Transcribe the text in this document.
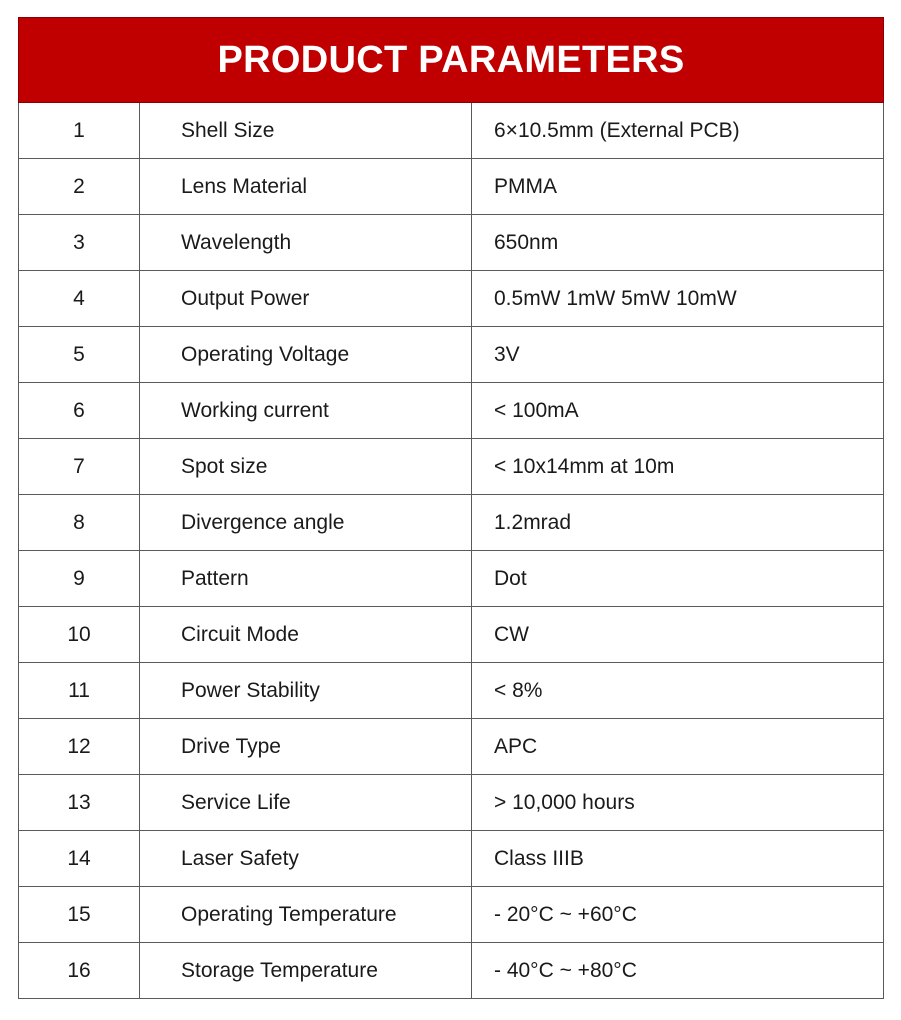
PRODUCT PARAMETERS
1	Shell Size	6×10.5mm (External PCB)
2	Lens Material	PMMA
3	Wavelength	650nm
4	Output Power	0.5mW 1mW 5mW 10mW
5	Operating Voltage	3V
6	Working current	< 100mA
7	Spot size	< 10x14mm at 10m
8	Divergence angle	1.2mrad
9	Pattern	Dot
10	Circuit Mode	CW
11	Power Stability	< 8%
12	Drive Type	APC
13	Service Life	> 10,000 hours
14	Laser Safety	Class IIIB
15	Operating Temperature	- 20°C ~ +60°C
16	Storage Temperature	- 40°C ~ +80°C
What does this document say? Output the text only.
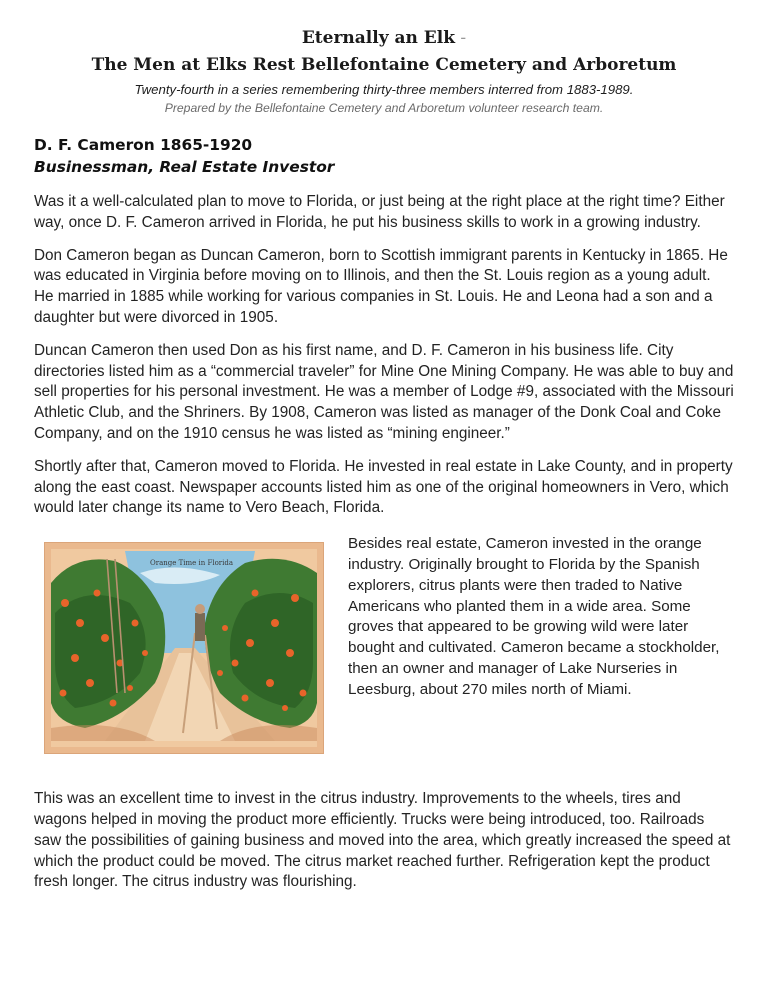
Eternally an Elk -
The Men at Elks Rest Bellefontaine Cemetery and Arboretum
Twenty-fourth in a series remembering thirty-three members interred from 1883-1989.
Prepared by the Bellefontaine Cemetery and Arboretum volunteer research team.
D. F. Cameron 1865-1920
Businessman, Real Estate Investor

Was it a well-calculated plan to move to Florida, or just being at the right place at the right time? Either way, once D. F. Cameron arrived in Florida, he put his business skills to work in a growing industry.

Don Cameron began as Duncan Cameron, born to Scottish immigrant parents in Kentucky in 1865. He was educated in Virginia before moving on to Illinois, and then the St. Louis region as a young adult. He married in 1885 while working for various companies in St. Louis. He and Leona had a son and a daughter but were divorced in 1905.

Duncan Cameron then used Don as his first name, and D. F. Cameron in his business life. City directories listed him as a “commercial traveler” for Mine One Mining Company. He was able to buy and sell properties for his personal investment. He was a member of Lodge #9, associated with the Missouri Athletic Club, and the Shriners. By 1908, Cameron was listed as manager of the Donk Coal and Coke Company, and on the 1910 census he was listed as “mining engineer.”

Shortly after that, Cameron moved to Florida. He invested in real estate in Lake County, and in property along the east coast. Newspaper accounts listed him as one of the original homeowners in Vero, which would later change its name to Vero Beach, Florida.

Orange Time in Florida

Besides real estate, Cameron invested in the orange industry. Originally brought to Florida by the Spanish explorers, citrus plants were then traded to Native Americans who planted them in a wide area. Some groves that appeared to be growing wild were later bought and cultivated. Cameron became a stockholder, then an owner and manager of Lake Nurseries in Leesburg, about 270 miles north of Miami.

This was an excellent time to invest in the citrus industry. Improvements to the wheels, tires and wagons helped in moving the product more efficiently. Trucks were being introduced, too. Railroads saw the possibilities of gaining business and moved into the area, which greatly increased the speed at which the product could be moved. The citrus market reached further. Refrigeration kept the product fresh longer. The citrus industry was flourishing.
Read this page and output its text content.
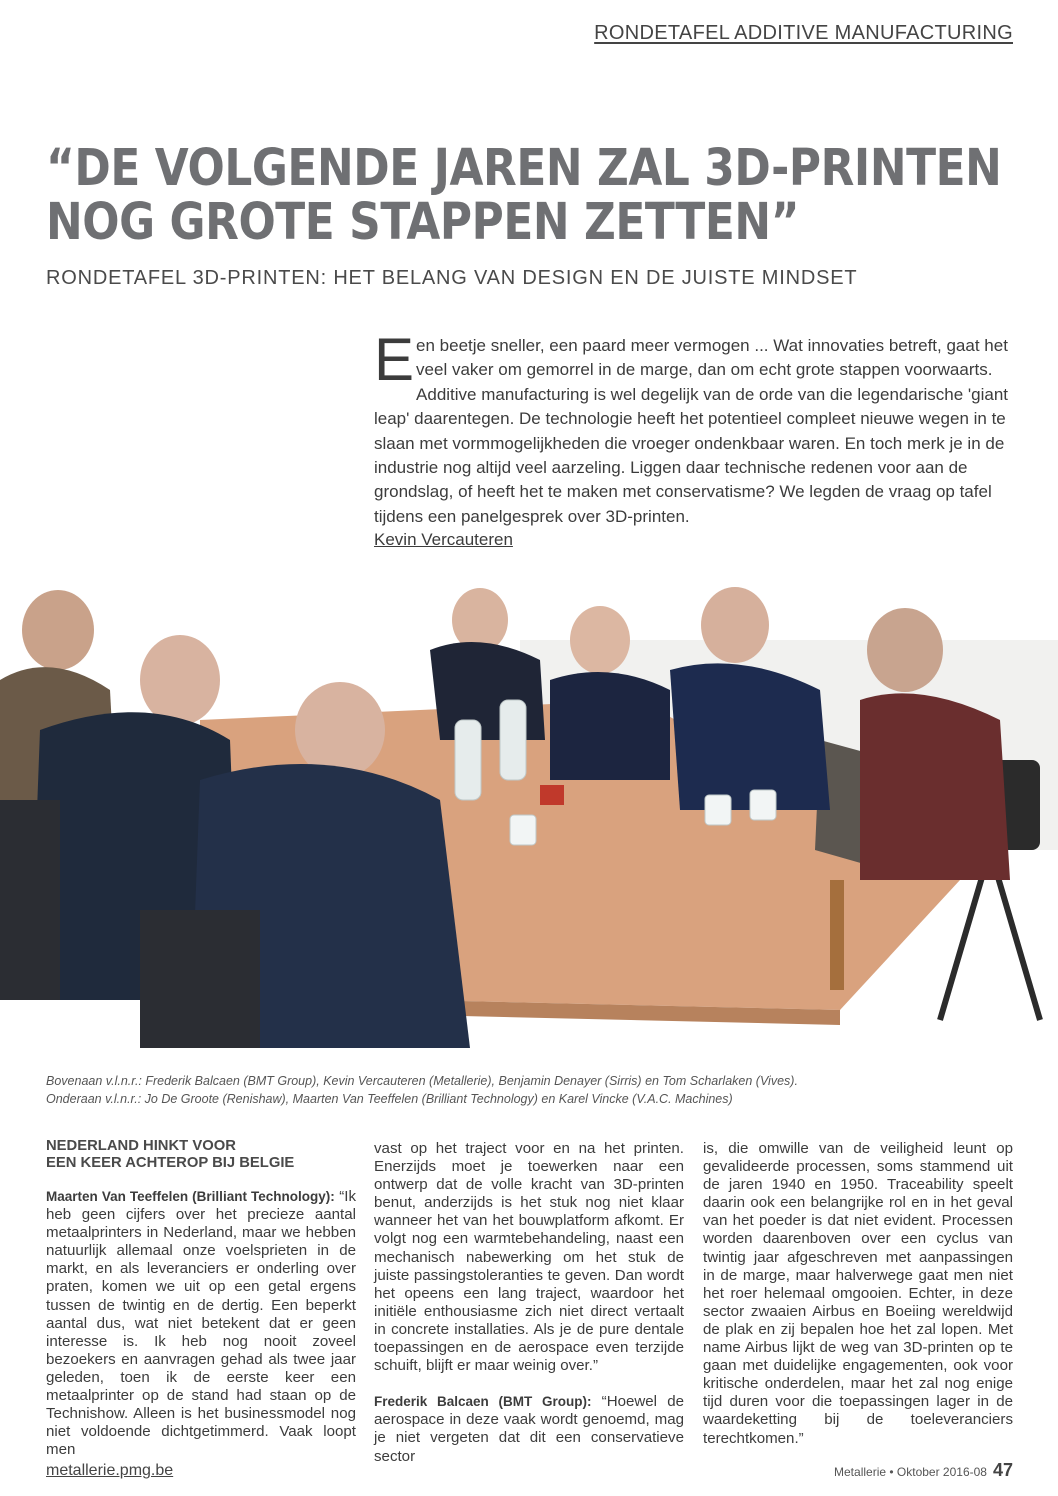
RONDETAFEL ADDITIVE MANUFACTURING
“DE VOLGENDE JAREN ZAL 3D-PRINTEN
NOG GROTE STAPPEN ZETTEN”
RONDETAFEL 3D-PRINTEN: HET BELANG VAN DESIGN EN DE JUISTE MINDSET

Een beetje sneller, een paard meer vermogen ... Wat innovaties betreft, gaat het veel vaker om gemorrel in de marge, dan om echt grote stappen voorwaarts. Additive manufacturing is wel degelijk van de orde van die legendarische 'giant leap' daarentegen. De technologie heeft het potentieel compleet nieuwe wegen in te slaan met vormmogelijkheden die vroeger ondenkbaar waren. En toch merk je in de industrie nog altijd veel aarzeling. Liggen daar technische redenen voor aan de grondslag, of heeft het te maken met conservatisme? We legden de vraag op tafel tijdens een panelgesprek over 3D-printen.

Kevin Vercauteren
Bovenaan v.l.n.r.: Frederik Balcaen (BMT Group), Kevin Vercauteren (Metallerie), Benjamin Denayer (Sirris) en Tom Scharlaken (Vives).
Onderaan v.l.n.r.: Jo De Groote (Renishaw), Maarten Van Teeffelen (Brilliant Technology) en Karel Vincke (V.A.C. Machines)
NEDERLAND HINKT VOOR
EEN KEER ACHTEROP BIJ BELGIE

Maarten Van Teeffelen (Brilliant Technology): “Ik heb geen cijfers over het precieze aantal metaalprinters in Nederland, maar we hebben natuurlijk allemaal onze voelsprieten in de markt, en als leveranciers er onderling over praten, komen we uit op een getal ergens tussen de twintig en de dertig. Een beperkt aantal dus, wat niet betekent dat er geen interesse is. Ik heb nog nooit zoveel bezoekers en aanvragen gehad als twee jaar geleden, toen ik de eerste keer een metaalprinter op de stand had staan op de Technishow. Alleen is het businessmodel nog niet voldoende dichtgetimmerd. Vaak loopt men

vast op het traject voor en na het printen. Enerzijds moet je toewerken naar een ontwerp dat de volle kracht van 3D-printen benut, anderzijds is het stuk nog niet klaar wanneer het van het bouwplatform afkomt. Er volgt nog een warmtebehandeling, naast een mechanisch nabewerking om het stuk de juiste passingstoleranties te geven. Dan wordt het opeens een lang traject, waardoor het initiële enthousiasme zich niet direct vertaalt in concrete installaties. Als je de pure dentale toepassingen en de aerospace even terzijde schuift, blijft er maar weinig over.”

Frederik Balcaen (BMT Group): “Hoewel de aerospace in deze vaak wordt genoemd, mag je niet vergeten dat dit een conservatieve sector

is, die omwille van de veiligheid leunt op gevalideerde processen, soms stammend uit de jaren 1940 en 1950. Traceability speelt daarin ook een belangrijke rol en in het geval van het poeder is dat niet evident. Processen worden daarenboven over een cyclus van twintig jaar afgeschreven met aanpassingen in de marge, maar halverwege gaat men niet het roer helemaal omgooien. Echter, in deze sector zwaaien Airbus en Boeiing wereldwijd de plak en zij bepalen hoe het zal lopen. Met name Airbus lijkt de weg van 3D-printen op te gaan met duidelijke engagementen, ook voor kritische onderdelen, maar het zal nog enige tijd duren voor die toepassingen lager in de waardeketting bij de toeleveranciers terechtkomen.”

metallerie.pmg.be	Metallerie • Oktober 2016-08 47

- - -

Leave the pictures out and print the records above exactly as they stand.

■ WRITTEN SOLUTION:
Transcribe the text in this document.
PRODUCT PARAMETERS
1	Shell Size	6×10.5mm (External PCB)
2	Lens Material	PMMA
3	Wavelength	650nm
4	Output Power	0.5mW 1mW 5mW 10mW
5	Operating Voltage	3V
6	Working current	< 100mA
7	Spot size	< 10x14mm at 10m
8	Divergence angle	1.2mrad
9	Pattern	Dot
10	Circuit Mode	CW
11	Power Stability	< 8%
12	Drive Type	APC
13	Service Life	> 10,000 hours
14	Laser Safety	Class IIIB
15	Operating Temperature	- 20°C ~ +60°C
16	Storage Temperature	- 40°C ~ +80°C
What does this document say? Output the text only.
Eternally an Elk -
The Men at Elks Rest Bellefontaine Cemetery and Arboretum
Twenty-fourth in a series remembering thirty-three members interred from 1883-1989.
Prepared by the Bellefontaine Cemetery and Arboretum volunteer research team.
D. F. Cameron 1865-1920
Businessman, Real Estate Investor

Was it a well-calculated plan to move to Florida, or just being at the right place at the right time? Either way, once D. F. Cameron arrived in Florida, he put his business skills to work in a growing industry.

Don Cameron began as Duncan Cameron, born to Scottish immigrant parents in Kentucky in 1865. He was educated in Virginia before moving on to Illinois, and then the St. Louis region as a young adult. He married in 1885 while working for various companies in St. Louis. He and Leona had a son and a daughter but were divorced in 1905.

Duncan Cameron then used Don as his first name, and D. F. Cameron in his business life. City directories listed him as a “commercial traveler” for Mine One Mining Company. He was able to buy and sell properties for his personal investment. He was a member of Lodge #9, associated with the Missouri Athletic Club, and the Shriners. By 1908, Cameron was listed as manager of the Donk Coal and Coke Company, and on the 1910 census he was listed as “mining engineer.”

Shortly after that, Cameron moved to Florida. He invested in real estate in Lake County, and in property along the east coast. Newspaper accounts listed him as one of the original homeowners in Vero, which would later change its name to Vero Beach, Florida.

Orange Time in Florida

Besides real estate, Cameron invested in the orange industry. Originally brought to Florida by the Spanish explorers, citrus plants were then traded to Native Americans who planted them in a wide area. Some groves that appeared to be growing wild were later bought and cultivated. Cameron became a stockholder, then an owner and manager of Lake Nurseries in Leesburg, about 270 miles north of Miami.

This was an excellent time to invest in the citrus industry. Improvements to the wheels, tires and wagons helped in moving the product more efficiently. Trucks were being introduced, too. Railroads saw the possibilities of gaining business and moved into the area, which greatly increased the speed at which the product could be moved. The citrus market reached further. Refrigeration kept the product fresh longer. The citrus industry was flourishing.
Read this page and output its text content.
RONDETAFEL ADDITIVE MANUFACTURING
“DE VOLGENDE JAREN ZAL 3D-PRINTEN
NOG GROTE STAPPEN ZETTEN”
RONDETAFEL 3D-PRINTEN: HET BELANG VAN DESIGN EN DE JUISTE MINDSET

Een beetje sneller, een paard meer vermogen ... Wat innovaties betreft, gaat het veel vaker om gemorrel in de marge, dan om echt grote stappen voorwaarts. Additive manufacturing is wel degelijk van de orde van die legendarische 'giant leap' daarentegen. De technologie heeft het potentieel compleet nieuwe wegen in te slaan met vormmogelijkheden die vroeger ondenkbaar waren. En toch merk je in de industrie nog altijd veel aarzeling. Liggen daar technische redenen voor aan de grondslag, of heeft het te maken met conservatisme? We legden de vraag op tafel tijdens een panelgesprek over 3D-printen.

Kevin Vercauteren
Bovenaan v.l.n.r.: Frederik Balcaen (BMT Group), Kevin Vercauteren (Metallerie), Benjamin Denayer (Sirris) en Tom Scharlaken (Vives).
Onderaan v.l.n.r.: Jo De Groote (Renishaw), Maarten Van Teeffelen (Brilliant Technology) en Karel Vincke (V.A.C. Machines)
NEDERLAND HINKT VOOR
EEN KEER ACHTEROP BIJ BELGIE

Maarten Van Teeffelen (Brilliant Technology): “Ik heb geen cijfers over het precieze aantal metaalprinters in Nederland, maar we hebben natuurlijk allemaal onze voelsprieten in de markt, en als leveranciers er onderling over praten, komen we uit op een getal ergens tussen de twintig en de dertig. Een beperkt aantal dus, wat niet betekent dat er geen interesse is. Ik heb nog nooit zoveel bezoekers en aanvragen gehad als twee jaar geleden, toen ik de eerste keer een metaalprinter op de stand had staan op de Technishow. Alleen is het businessmodel nog niet voldoende dichtgetimmerd. Vaak loopt men

vast op het traject voor en na het printen. Enerzijds moet je toewerken naar een ontwerp dat de volle kracht van 3D-printen benut, anderzijds is het stuk nog niet klaar wanneer het van het bouwplatform afkomt. Er volgt nog een warmtebehandeling, naast een mechanisch nabewerking om het stuk de juiste passingstoleranties te geven. Dan wordt het opeens een lang traject, waardoor het initiële enthousiasme zich niet direct vertaalt in concrete installaties. Als je de pure dentale toepassingen en de aerospace even terzijde schuift, blijft er maar weinig over.”

Frederik Balcaen (BMT Group): “Hoewel de aerospace in deze vaak wordt genoemd, mag je niet vergeten dat dit een conservatieve sector

is, die omwille van de veiligheid leunt op gevalideerde processen, soms stammend uit de jaren 1940 en 1950. Traceability speelt daarin ook een belangrijke rol en in het geval van het poeder is dat niet evident. Processen worden daarenboven over een cyclus van twintig jaar afgeschreven met aanpassingen in de marge, maar halverwege gaat men niet het roer helemaal omgooien. Echter, in deze sector zwaaien Airbus en Boeiing wereldwijd de plak en zij bepalen hoe het zal lopen. Met name Airbus lijkt de weg van 3D-printen op te gaan met duidelijke engagementen, ook voor kritische onderdelen, maar het zal nog enige tijd duren voor die toepassingen lager in de waardeketting bij de toeleveranciers terechtkomen.”

metallerie.pmg.be	Metallerie • Oktober 2016-08 47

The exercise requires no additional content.